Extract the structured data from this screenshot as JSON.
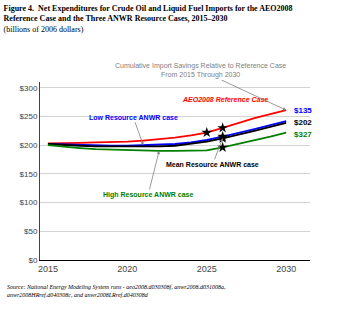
{
  "chart_data": {
    "type": "line",
    "title": "Figure 4.  Net Expenditures for Crude Oil and Liquid Fuel Imports for the AEO2008\nReference Case and the Three ANWR Resource Cases, 2015–2030",
    "subtitle": "(billions of 2006 dollars)",
    "source": "Source: National Energy Modeling System runs - aeo2008.d030308f, anwr2008.d031008a,\nanwr2008HRref.d040308c, and anwr2008LRref.d040308d",
    "note": {
      "text": "Cumulative Import Savings Relative to Reference Case\nFrom 2015 Through 2030",
      "series": 0
    },
    "x": [
      2015,
      2016,
      2017,
      2018,
      2019,
      2020,
      2021,
      2022,
      2023,
      2024,
      2025,
      2026,
      2027,
      2028,
      2029,
      2030
    ],
    "series": [
      {
        "name": "AEO2008 Reference Case",
        "color": "#ff0000",
        "marker": "star",
        "star_x": [
          2025,
          2026
        ],
        "values": [
          203,
          203,
          204,
          205,
          205,
          206,
          208,
          210,
          213,
          217,
          222,
          230,
          239,
          247,
          254,
          261
        ]
      },
      {
        "name": "Low Resource ANWR case",
        "color": "#0000ff",
        "marker": "star",
        "star_x": [
          2026
        ],
        "label_at": 2021,
        "end_label": "$135",
        "values": [
          202,
          201,
          200,
          200,
          199,
          199,
          200,
          201,
          202,
          205,
          209,
          215,
          221,
          228,
          235,
          242
        ]
      },
      {
        "name": "Mean Resource ANWR case",
        "color": "#000000",
        "marker": "star",
        "star_x": [
          2026
        ],
        "label_at": 2026,
        "end_label": "$202",
        "values": [
          202,
          200,
          199,
          198,
          198,
          197,
          197,
          198,
          199,
          202,
          206,
          212,
          218,
          225,
          232,
          239
        ]
      },
      {
        "name": "High Resource ANWR case",
        "color": "#008000",
        "marker": "star",
        "star_x": [
          2026
        ],
        "label_at": 2022,
        "end_label": "$327",
        "values": [
          200,
          197,
          195,
          193,
          192,
          191,
          190,
          190,
          190,
          191,
          191,
          196,
          202,
          208,
          215,
          222
        ]
      }
    ],
    "xlim": [
      2014.5,
      2031.5
    ],
    "xticks": [
      2015,
      2020,
      2025,
      2030
    ],
    "ylim": [
      0,
      310
    ],
    "yticks": [
      {
        "value": 0,
        "label": "$0"
      },
      {
        "value": 50,
        "label": "$50"
      },
      {
        "value": 100,
        "label": "$100"
      },
      {
        "value": 150,
        "label": "$150"
      },
      {
        "value": 200,
        "label": "$200"
      },
      {
        "value": 250,
        "label": "$250"
      },
      {
        "value": 300,
        "label": "$300"
      }
    ],
    "grid": "y"
  }
}
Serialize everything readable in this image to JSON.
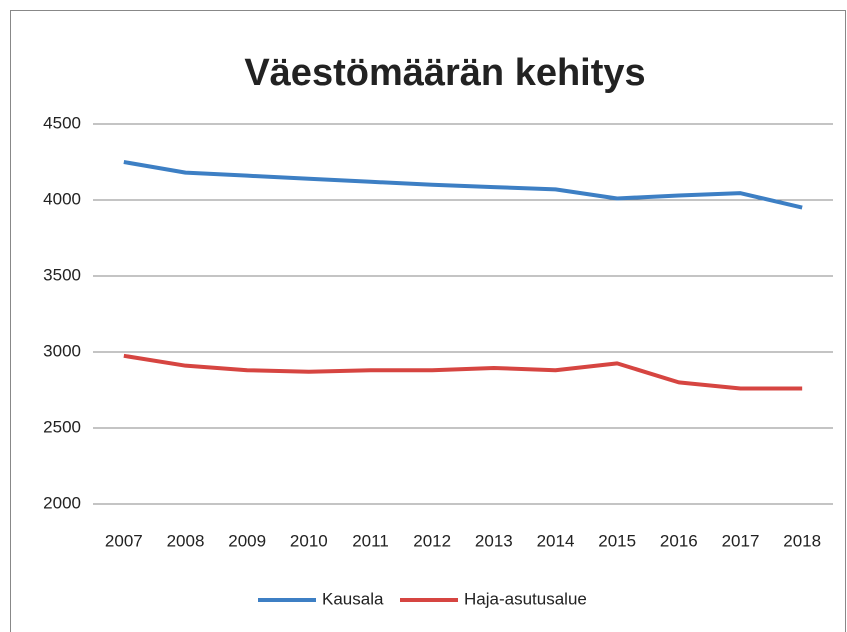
{
  "chart_data": {
    "type": "line",
    "title": "Väestömäärän kehitys",
    "categories": [
      "2007",
      "2008",
      "2009",
      "2010",
      "2011",
      "2012",
      "2013",
      "2014",
      "2015",
      "2016",
      "2017",
      "2018"
    ],
    "series": [
      {
        "name": "Kausala",
        "color": "#3d7fc4",
        "values": [
          4250,
          4180,
          4160,
          4140,
          4120,
          4100,
          4085,
          4070,
          4010,
          4030,
          4045,
          3950
        ]
      },
      {
        "name": "Haja-asutusalue",
        "color": "#d64541",
        "values": [
          2975,
          2910,
          2880,
          2870,
          2880,
          2880,
          2895,
          2880,
          2925,
          2800,
          2760,
          2760
        ]
      }
    ],
    "ylim": [
      2000,
      4500
    ],
    "yticks": [
      2000,
      2500,
      3000,
      3500,
      4000,
      4500
    ],
    "grid": true,
    "legend": "bottom"
  }
}
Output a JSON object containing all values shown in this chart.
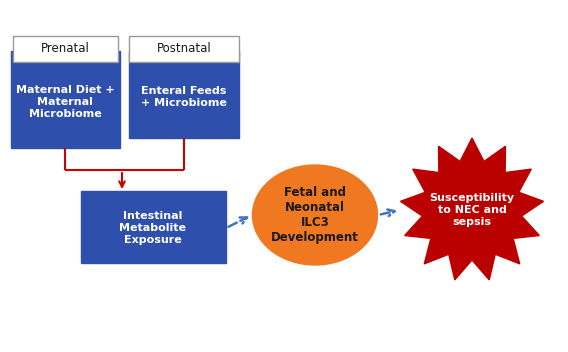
{
  "bg_color": "#ffffff",
  "box_blue": "#2E4FAB",
  "arrow_red": "#CC0000",
  "arrow_blue_dashed": "#4472C4",
  "orange_ellipse": "#F07820",
  "red_starburst": "#BB0000",
  "white_text": "#ffffff",
  "black_text": "#1a1a1a",
  "gray_border": "#999999",
  "prenatal_label": "Prenatal",
  "postnatal_label": "Postnatal",
  "box1_text": "Maternal Diet +\nMaternal\nMicrobiome",
  "box2_text": "Enteral Feeds\n+ Microbiome",
  "box3_text": "Intestinal\nMetabolite\nExposure",
  "ellipse_text": "Fetal and\nNeonatal\nILC3\nDevelopment",
  "starburst_text": "Susceptibility\nto NEC and\nsepsis",
  "fig_w": 5.68,
  "fig_h": 3.52,
  "dpi": 100
}
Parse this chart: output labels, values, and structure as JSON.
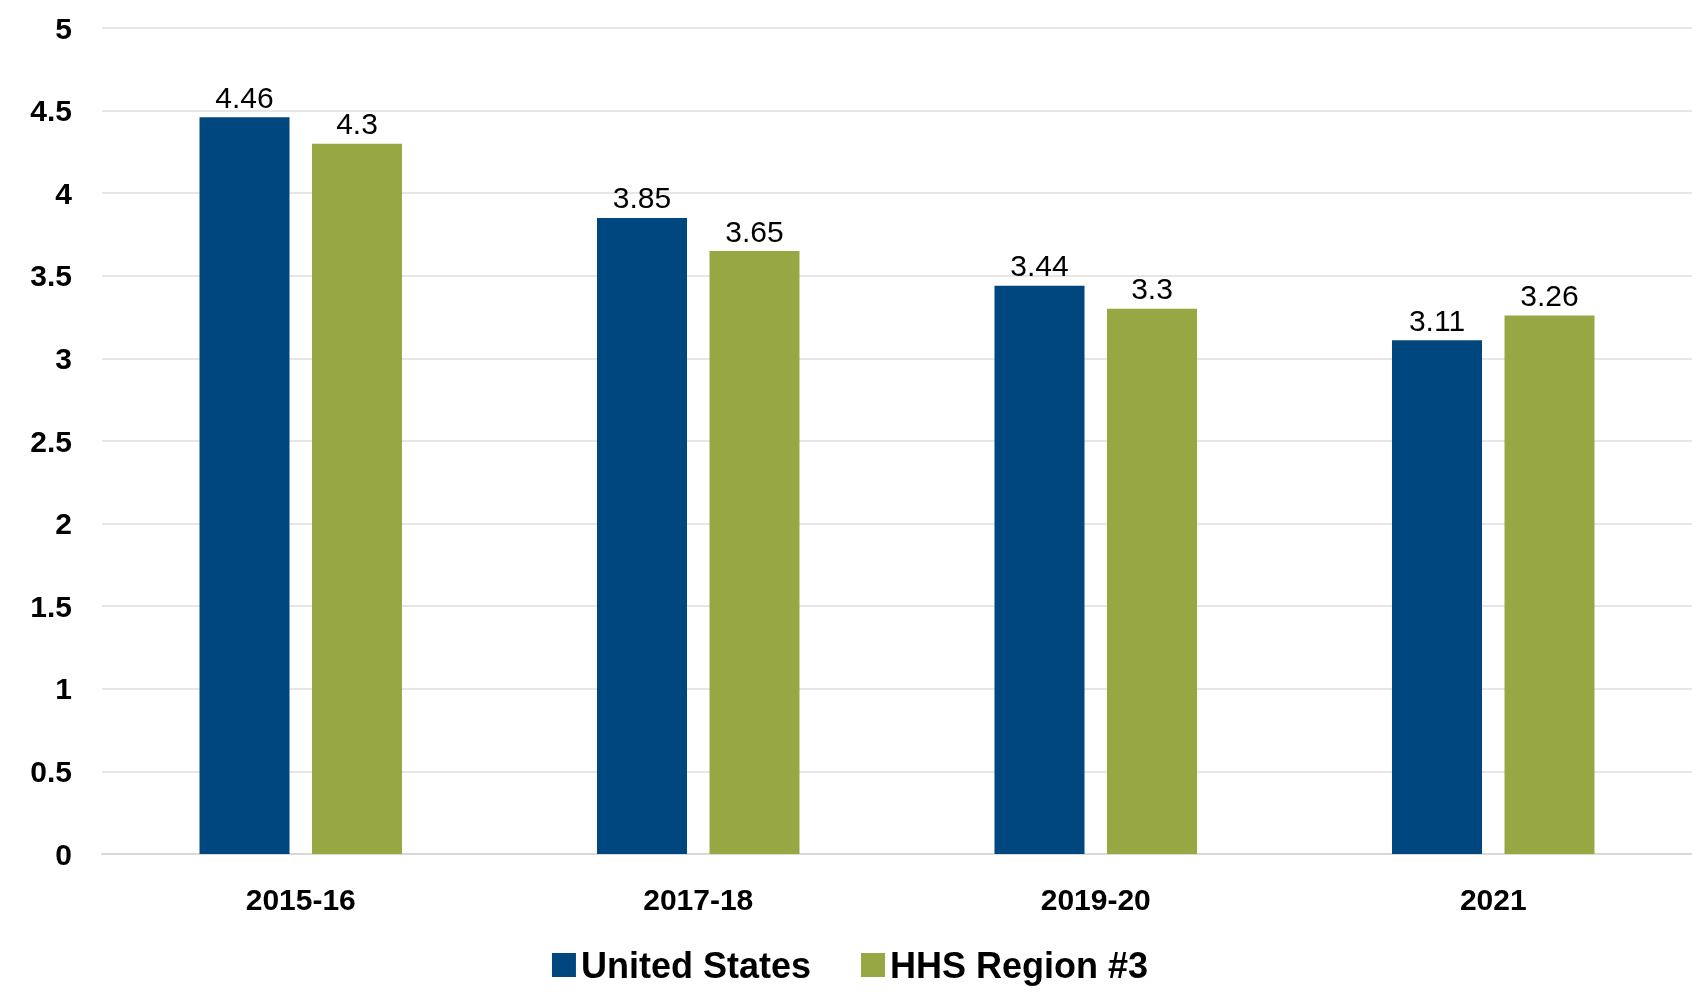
{
  "chart_data": {
    "type": "bar",
    "categories": [
      "2015-16",
      "2017-18",
      "2019-20",
      "2021"
    ],
    "series": [
      {
        "name": "United States",
        "color": "#00477f",
        "values": [
          4.46,
          3.85,
          3.44,
          3.11
        ]
      },
      {
        "name": "HHS Region #3",
        "color": "#96a744",
        "values": [
          4.3,
          3.65,
          3.3,
          3.26
        ]
      }
    ],
    "ylim": [
      0,
      5
    ],
    "yticks": [
      0,
      0.5,
      1,
      1.5,
      2,
      2.5,
      3,
      3.5,
      4,
      4.5,
      5
    ],
    "grid": "y",
    "legend": "bottom",
    "data_labels": true
  }
}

▬▬▬

§ **YOUR TASK**
What comes back should match the records exactly, minus any pictures.

§ **FINISHED EXERCISE**
Extract the structured data from this screenshot as JSON.
{
  "chart_data": {
    "type": "line",
    "title": "Figure 4.  Net Expenditures for Crude Oil and Liquid Fuel Imports for the AEO2008\nReference Case and the Three ANWR Resource Cases, 2015–2030",
    "subtitle": "(billions of 2006 dollars)",
    "source": "Source: National Energy Modeling System runs - aeo2008.d030308f, anwr2008.d031008a,\nanwr2008HRref.d040308c, and anwr2008LRref.d040308d",
    "note": {
      "text": "Cumulative Import Savings Relative to Reference Case\nFrom 2015 Through 2030",
      "series": 0
    },
    "x": [
      2015,
      2016,
      2017,
      2018,
      2019,
      2020,
      2021,
      2022,
      2023,
      2024,
      2025,
      2026,
      2027,
      2028,
      2029,
      2030
    ],
    "series": [
      {
        "name": "AEO2008 Reference Case",
        "color": "#ff0000",
        "marker": "star",
        "star_x": [
          2025,
          2026
        ],
        "values": [
          203,
          203,
          204,
          205,
          205,
          206,
          208,
          210,
          213,
          217,
          222,
          230,
          239,
          247,
          254,
          261
        ]
      },
      {
        "name": "Low Resource ANWR case",
        "color": "#0000ff",
        "marker": "star",
        "star_x": [
          2026
        ],
        "label_at": 2021,
        "end_label": "$135",
        "values": [
          202,
          201,
          200,
          200,
          199,
          199,
          200,
          201,
          202,
          205,
          209,
          215,
          221,
          228,
          235,
          242
        ]
      },
      {
        "name": "Mean Resource ANWR case",
        "color": "#000000",
        "marker": "star",
        "star_x": [
          2026
        ],
        "label_at": 2026,
        "end_label": "$202",
        "values": [
          202,
          200,
          199,
          198,
          198,
          197,
          197,
          198,
          199,
          202,
          206,
          212,
          218,
          225,
          232,
          239
        ]
      },
      {
        "name": "High Resource ANWR case",
        "color": "#008000",
        "marker": "star",
        "star_x": [
          2026
        ],
        "label_at": 2022,
        "end_label": "$327",
        "values": [
          200,
          197,
          195,
          193,
          192,
          191,
          190,
          190,
          190,
          191,
          191,
          196,
          202,
          208,
          215,
          222
        ]
      }
    ],
    "xlim": [
      2014.5,
      2031.5
    ],
    "xticks": [
      2015,
      2020,
      2025,
      2030
    ],
    "ylim": [
      0,
      310
    ],
    "yticks": [
      {
        "value": 0,
        "label": "$0"
      },
      {
        "value": 50,
        "label": "$50"
      },
      {
        "value": 100,
        "label": "$100"
      },
      {
        "value": 150,
        "label": "$150"
      },
      {
        "value": 200,
        "label": "$200"
      },
      {
        "value": 250,
        "label": "$250"
      },
      {
        "value": 300,
        "label": "$300"
      }
    ],
    "grid": "y"
  }
}
Serialize everything readable in this image to JSON.
{
  "chart_data": {
    "type": "line",
    "title": "Väestömäärän kehitys",
    "categories": [
      "2007",
      "2008",
      "2009",
      "2010",
      "2011",
      "2012",
      "2013",
      "2014",
      "2015",
      "2016",
      "2017",
      "2018"
    ],
    "series": [
      {
        "name": "Kausala",
        "color": "#3d7fc4",
        "values": [
          4250,
          4180,
          4160,
          4140,
          4120,
          4100,
          4085,
          4070,
          4010,
          4030,
          4045,
          3950
        ]
      },
      {
        "name": "Haja-asutusalue",
        "color": "#d64541",
        "values": [
          2975,
          2910,
          2880,
          2870,
          2880,
          2880,
          2895,
          2880,
          2925,
          2800,
          2760,
          2760
        ]
      }
    ],
    "ylim": [
      2000,
      4500
    ],
    "yticks": [
      2000,
      2500,
      3000,
      3500,
      4000,
      4500
    ],
    "grid": true,
    "legend": "bottom"
  }
}
Output a JSON object containing all values shown in this chart.
{
  "bg_color": "#ffffff",
  "box_blue": "#2E4FAB",
  "arrow_red": "#CC0000",
  "arrow_blue_dashed": "#4472C4",
  "orange_ellipse": "#F07820",
  "red_starburst": "#BB0000",
  "white_text": "#ffffff",
  "black_text": "#1a1a1a",
  "gray_border": "#999999",
  "prenatal_label": "Prenatal",
  "postnatal_label": "Postnatal",
  "box1_text": "Maternal Diet +\nMaternal\nMicrobiome",
  "box2_text": "Enteral Feeds\n+ Microbiome",
  "box3_text": "Intestinal\nMetabolite\nExposure",
  "ellipse_text": "Fetal and\nNeonatal\nILC3\nDevelopment",
  "starburst_text": "Susceptibility\nto NEC and\nsepsis",
  "fig_w": 5.68,
  "fig_h": 3.52,
  "dpi": 100
}
Parse this chart: output labels, values, and structure as JSON.
{
  "chart_data": {
    "type": "bar",
    "categories": [
      "2015-16",
      "2017-18",
      "2019-20",
      "2021"
    ],
    "series": [
      {
        "name": "United States",
        "color": "#00477f",
        "values": [
          4.46,
          3.85,
          3.44,
          3.11
        ]
      },
      {
        "name": "HHS Region #3",
        "color": "#96a744",
        "values": [
          4.3,
          3.65,
          3.3,
          3.26
        ]
      }
    ],
    "ylim": [
      0,
      5
    ],
    "yticks": [
      0,
      0.5,
      1,
      1.5,
      2,
      2.5,
      3,
      3.5,
      4,
      4.5,
      5
    ],
    "grid": "y",
    "legend": "bottom",
    "data_labels": true
  }
}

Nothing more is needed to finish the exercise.